## What is required:
Go through the entries below, tally each line with the string "name", and give the final number by itself.

## Extracted data:
********************
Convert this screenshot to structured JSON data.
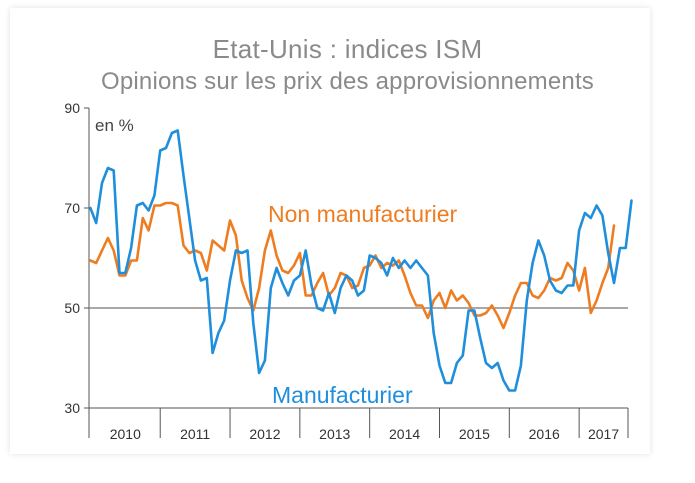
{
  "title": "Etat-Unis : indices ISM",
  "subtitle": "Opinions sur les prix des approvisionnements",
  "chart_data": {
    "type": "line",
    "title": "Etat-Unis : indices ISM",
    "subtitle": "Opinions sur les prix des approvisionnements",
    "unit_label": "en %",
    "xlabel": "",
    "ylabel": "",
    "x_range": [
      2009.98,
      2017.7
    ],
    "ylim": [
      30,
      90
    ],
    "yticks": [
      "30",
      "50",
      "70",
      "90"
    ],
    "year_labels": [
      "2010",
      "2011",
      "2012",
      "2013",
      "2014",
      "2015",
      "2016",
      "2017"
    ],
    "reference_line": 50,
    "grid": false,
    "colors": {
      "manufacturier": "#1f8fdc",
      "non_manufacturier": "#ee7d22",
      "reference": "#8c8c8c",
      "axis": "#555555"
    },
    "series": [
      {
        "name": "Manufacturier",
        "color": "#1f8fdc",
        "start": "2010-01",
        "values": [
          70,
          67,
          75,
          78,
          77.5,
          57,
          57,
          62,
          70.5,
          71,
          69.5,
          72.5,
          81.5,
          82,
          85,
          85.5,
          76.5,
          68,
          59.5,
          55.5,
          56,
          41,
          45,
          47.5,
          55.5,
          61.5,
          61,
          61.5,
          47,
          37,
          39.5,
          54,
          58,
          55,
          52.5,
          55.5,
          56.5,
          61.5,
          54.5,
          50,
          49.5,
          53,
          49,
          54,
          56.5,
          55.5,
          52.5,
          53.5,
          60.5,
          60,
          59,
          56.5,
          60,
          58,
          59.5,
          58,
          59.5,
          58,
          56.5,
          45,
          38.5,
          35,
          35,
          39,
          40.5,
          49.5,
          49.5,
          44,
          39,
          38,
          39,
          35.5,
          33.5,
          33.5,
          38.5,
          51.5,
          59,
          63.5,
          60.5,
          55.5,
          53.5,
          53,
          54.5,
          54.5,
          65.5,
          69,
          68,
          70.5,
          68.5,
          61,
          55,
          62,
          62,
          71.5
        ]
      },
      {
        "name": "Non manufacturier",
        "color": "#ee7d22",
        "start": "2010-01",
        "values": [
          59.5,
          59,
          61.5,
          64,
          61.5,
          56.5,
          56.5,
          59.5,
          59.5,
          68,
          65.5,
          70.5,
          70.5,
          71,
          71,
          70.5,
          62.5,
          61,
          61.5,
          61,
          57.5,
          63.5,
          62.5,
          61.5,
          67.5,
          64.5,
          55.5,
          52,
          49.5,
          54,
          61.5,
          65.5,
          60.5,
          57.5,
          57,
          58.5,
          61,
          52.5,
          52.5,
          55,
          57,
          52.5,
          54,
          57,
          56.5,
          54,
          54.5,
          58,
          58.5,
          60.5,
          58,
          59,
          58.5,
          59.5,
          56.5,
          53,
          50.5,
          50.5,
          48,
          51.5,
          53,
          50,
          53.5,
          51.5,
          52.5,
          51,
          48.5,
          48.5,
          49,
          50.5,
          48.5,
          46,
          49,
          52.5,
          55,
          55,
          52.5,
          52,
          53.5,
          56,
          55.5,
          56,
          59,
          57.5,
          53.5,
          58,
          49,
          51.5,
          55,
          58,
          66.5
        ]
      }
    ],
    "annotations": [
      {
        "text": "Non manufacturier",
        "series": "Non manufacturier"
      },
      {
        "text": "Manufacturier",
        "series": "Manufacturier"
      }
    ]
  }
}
********************
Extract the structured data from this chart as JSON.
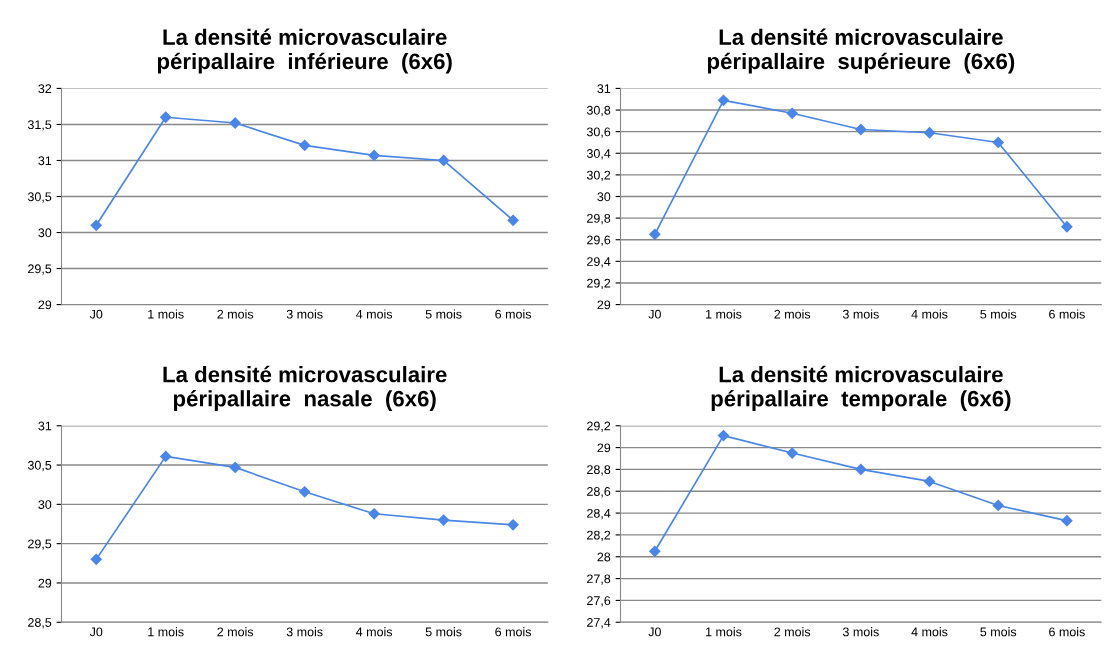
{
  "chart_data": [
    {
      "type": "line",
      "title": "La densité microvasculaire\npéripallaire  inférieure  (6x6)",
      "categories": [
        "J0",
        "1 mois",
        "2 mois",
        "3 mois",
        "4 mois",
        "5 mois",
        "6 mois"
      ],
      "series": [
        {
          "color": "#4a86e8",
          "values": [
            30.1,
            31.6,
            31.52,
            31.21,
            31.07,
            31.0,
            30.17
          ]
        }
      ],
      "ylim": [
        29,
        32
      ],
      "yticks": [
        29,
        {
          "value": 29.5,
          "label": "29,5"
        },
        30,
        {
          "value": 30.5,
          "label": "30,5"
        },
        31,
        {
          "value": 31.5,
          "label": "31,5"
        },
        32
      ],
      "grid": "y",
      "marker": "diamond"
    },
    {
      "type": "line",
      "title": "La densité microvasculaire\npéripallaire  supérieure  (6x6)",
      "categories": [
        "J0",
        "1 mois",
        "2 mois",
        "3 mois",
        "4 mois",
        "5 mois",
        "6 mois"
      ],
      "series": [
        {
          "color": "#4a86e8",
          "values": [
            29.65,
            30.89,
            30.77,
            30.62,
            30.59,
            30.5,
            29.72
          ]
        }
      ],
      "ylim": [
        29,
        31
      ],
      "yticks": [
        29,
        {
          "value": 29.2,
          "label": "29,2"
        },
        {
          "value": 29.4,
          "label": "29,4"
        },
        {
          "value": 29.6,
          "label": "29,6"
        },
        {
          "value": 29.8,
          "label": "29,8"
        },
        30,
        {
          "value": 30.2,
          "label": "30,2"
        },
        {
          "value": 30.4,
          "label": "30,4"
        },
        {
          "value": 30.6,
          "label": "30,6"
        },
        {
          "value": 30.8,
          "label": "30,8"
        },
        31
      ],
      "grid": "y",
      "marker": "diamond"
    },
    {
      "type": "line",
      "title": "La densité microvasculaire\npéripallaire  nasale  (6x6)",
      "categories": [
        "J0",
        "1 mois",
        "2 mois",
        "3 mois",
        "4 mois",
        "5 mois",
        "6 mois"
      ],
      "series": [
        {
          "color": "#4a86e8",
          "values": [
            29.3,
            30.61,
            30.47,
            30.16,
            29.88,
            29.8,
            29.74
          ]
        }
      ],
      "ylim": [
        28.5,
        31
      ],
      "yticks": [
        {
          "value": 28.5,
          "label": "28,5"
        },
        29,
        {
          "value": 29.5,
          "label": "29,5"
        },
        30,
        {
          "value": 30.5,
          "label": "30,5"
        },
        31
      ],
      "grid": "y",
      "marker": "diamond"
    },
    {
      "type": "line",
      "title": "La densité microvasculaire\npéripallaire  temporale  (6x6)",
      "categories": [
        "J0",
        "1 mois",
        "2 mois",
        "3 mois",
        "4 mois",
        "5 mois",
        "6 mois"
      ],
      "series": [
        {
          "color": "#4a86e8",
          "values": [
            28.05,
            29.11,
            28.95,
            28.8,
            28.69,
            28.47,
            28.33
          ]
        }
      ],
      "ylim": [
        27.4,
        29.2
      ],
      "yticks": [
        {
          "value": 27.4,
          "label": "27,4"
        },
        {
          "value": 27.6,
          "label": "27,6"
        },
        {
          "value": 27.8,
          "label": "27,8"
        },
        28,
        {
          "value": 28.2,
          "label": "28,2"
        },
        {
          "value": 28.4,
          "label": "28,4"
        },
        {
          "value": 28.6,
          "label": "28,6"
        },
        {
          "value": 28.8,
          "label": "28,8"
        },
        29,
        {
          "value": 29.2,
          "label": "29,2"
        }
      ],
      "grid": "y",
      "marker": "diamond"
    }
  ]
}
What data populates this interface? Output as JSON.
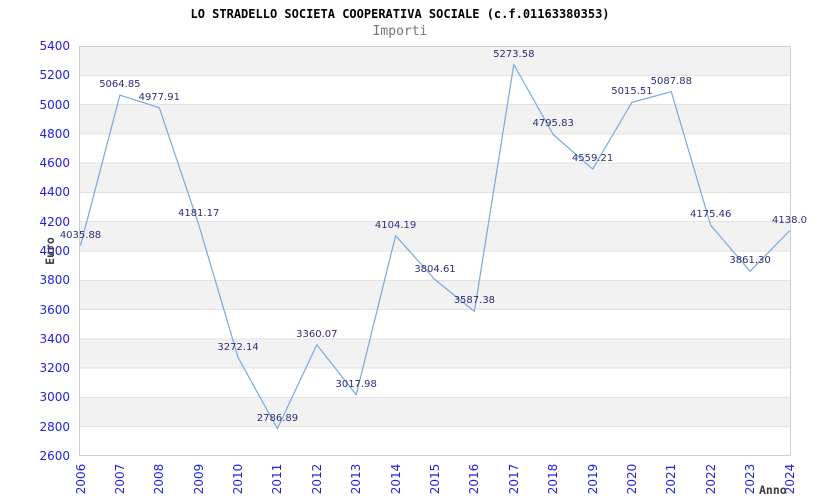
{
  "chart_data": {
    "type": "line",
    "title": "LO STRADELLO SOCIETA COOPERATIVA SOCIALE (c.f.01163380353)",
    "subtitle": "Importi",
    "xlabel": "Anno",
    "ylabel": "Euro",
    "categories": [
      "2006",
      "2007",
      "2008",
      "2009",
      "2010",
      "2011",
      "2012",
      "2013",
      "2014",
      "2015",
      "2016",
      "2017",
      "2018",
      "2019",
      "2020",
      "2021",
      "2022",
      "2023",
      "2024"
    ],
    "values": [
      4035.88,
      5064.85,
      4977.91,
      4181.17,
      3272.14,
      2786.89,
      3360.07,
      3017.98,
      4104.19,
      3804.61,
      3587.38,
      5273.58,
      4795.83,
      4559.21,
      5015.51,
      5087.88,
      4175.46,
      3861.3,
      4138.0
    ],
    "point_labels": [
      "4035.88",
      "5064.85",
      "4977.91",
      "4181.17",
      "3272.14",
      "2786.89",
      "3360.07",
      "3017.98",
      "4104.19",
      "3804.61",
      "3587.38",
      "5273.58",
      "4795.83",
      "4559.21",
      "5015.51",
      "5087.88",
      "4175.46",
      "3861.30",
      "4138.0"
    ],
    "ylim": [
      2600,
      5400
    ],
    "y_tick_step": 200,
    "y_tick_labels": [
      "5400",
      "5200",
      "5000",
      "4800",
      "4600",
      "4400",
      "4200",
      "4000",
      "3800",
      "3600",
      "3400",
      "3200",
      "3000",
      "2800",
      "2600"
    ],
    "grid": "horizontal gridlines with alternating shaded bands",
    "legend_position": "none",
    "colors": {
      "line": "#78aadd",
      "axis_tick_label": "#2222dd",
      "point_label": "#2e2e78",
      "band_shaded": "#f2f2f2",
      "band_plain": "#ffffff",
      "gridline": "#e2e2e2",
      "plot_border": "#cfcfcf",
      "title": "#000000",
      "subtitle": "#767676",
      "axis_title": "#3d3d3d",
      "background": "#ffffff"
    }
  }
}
********************
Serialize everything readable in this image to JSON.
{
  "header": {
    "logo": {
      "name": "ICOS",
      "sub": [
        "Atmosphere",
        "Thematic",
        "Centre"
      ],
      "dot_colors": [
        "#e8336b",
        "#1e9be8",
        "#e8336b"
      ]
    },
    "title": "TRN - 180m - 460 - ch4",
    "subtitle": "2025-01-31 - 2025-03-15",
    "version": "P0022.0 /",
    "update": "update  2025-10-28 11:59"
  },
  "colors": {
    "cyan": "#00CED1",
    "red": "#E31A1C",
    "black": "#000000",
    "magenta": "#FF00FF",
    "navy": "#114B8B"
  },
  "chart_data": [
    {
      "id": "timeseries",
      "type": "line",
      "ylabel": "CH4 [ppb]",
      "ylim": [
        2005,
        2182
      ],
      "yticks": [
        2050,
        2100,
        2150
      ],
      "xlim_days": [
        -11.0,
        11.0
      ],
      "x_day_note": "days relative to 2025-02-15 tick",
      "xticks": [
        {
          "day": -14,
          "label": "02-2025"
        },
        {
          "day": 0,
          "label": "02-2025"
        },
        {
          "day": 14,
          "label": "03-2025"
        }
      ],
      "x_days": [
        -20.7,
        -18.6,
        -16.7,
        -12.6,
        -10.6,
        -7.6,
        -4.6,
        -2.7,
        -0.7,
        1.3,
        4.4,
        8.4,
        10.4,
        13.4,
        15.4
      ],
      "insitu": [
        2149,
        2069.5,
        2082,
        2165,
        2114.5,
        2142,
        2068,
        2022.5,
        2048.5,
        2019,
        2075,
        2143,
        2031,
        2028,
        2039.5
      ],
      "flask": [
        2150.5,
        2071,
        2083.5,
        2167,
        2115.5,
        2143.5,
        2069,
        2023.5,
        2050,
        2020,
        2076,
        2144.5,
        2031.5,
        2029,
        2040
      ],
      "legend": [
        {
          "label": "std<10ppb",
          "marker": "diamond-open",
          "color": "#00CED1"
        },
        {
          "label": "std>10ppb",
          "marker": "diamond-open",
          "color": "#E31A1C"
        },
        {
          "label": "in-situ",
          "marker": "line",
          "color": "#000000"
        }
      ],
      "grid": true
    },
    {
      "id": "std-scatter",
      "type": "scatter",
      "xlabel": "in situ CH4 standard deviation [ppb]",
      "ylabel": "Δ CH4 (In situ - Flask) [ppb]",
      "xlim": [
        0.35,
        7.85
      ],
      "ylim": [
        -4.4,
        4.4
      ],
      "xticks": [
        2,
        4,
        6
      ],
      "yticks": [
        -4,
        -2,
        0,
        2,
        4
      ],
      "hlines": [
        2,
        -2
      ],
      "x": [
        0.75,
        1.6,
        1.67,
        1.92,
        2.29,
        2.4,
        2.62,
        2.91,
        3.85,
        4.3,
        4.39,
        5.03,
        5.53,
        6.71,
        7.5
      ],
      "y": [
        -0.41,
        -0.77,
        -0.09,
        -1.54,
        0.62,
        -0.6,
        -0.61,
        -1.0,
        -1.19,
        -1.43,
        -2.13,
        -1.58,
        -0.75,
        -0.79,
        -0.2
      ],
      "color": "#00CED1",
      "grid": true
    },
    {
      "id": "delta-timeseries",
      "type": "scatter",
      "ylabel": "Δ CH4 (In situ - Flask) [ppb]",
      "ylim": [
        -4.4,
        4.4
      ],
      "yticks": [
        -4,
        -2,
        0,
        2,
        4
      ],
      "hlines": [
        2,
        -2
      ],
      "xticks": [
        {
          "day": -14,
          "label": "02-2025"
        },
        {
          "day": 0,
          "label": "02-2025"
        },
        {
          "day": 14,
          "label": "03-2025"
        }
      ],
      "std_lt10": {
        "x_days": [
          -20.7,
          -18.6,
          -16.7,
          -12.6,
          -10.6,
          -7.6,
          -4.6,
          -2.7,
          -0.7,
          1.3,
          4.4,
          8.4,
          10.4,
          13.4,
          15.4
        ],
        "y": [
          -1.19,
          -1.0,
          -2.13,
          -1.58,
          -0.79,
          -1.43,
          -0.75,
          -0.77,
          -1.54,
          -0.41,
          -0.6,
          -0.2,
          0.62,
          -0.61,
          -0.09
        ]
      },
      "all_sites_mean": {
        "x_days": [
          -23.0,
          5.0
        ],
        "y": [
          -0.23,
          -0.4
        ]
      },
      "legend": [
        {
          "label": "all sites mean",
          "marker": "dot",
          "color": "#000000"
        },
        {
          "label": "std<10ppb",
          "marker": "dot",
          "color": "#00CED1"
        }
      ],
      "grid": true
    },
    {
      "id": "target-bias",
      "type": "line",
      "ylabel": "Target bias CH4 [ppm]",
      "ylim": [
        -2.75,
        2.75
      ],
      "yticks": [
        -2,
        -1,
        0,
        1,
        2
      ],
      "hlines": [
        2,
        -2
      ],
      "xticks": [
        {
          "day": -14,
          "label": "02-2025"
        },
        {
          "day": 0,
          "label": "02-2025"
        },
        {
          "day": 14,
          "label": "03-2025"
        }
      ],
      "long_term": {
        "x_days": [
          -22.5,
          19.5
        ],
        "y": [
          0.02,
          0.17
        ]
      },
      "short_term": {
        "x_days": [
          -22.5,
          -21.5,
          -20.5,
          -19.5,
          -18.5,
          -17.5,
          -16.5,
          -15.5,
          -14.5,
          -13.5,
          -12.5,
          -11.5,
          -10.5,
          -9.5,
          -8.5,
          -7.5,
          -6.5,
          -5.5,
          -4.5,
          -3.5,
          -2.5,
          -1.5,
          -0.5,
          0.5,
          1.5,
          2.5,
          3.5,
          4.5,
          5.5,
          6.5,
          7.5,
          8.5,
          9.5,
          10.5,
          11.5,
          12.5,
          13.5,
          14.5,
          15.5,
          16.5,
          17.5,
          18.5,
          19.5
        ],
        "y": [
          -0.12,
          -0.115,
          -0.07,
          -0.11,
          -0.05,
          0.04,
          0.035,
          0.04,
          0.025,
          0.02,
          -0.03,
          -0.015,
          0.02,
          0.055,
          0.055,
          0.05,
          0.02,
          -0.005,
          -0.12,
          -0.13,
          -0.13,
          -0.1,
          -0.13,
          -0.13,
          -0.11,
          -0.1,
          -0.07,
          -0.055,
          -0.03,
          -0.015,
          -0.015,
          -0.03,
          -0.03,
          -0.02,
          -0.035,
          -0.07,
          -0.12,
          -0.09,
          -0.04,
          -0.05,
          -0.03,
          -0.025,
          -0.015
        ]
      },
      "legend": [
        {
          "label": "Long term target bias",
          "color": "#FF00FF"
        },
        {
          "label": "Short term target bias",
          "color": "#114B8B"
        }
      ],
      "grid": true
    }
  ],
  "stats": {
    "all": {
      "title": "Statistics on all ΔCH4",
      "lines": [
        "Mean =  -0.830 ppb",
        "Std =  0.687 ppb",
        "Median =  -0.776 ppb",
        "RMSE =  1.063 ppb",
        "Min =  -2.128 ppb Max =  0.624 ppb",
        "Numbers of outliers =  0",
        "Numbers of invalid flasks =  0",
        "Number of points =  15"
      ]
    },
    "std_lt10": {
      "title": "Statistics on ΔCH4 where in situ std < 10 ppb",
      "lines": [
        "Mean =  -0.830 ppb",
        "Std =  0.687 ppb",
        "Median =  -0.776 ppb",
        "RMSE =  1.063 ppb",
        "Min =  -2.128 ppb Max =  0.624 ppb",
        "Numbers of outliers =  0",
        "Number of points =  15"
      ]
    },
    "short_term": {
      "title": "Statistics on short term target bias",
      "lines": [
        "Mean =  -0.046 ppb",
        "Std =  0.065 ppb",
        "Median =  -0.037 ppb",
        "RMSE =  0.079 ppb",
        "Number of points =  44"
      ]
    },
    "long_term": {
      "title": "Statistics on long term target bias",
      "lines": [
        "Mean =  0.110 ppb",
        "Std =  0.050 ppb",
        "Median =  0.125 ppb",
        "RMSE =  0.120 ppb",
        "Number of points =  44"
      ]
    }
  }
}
********************
## Task output:
3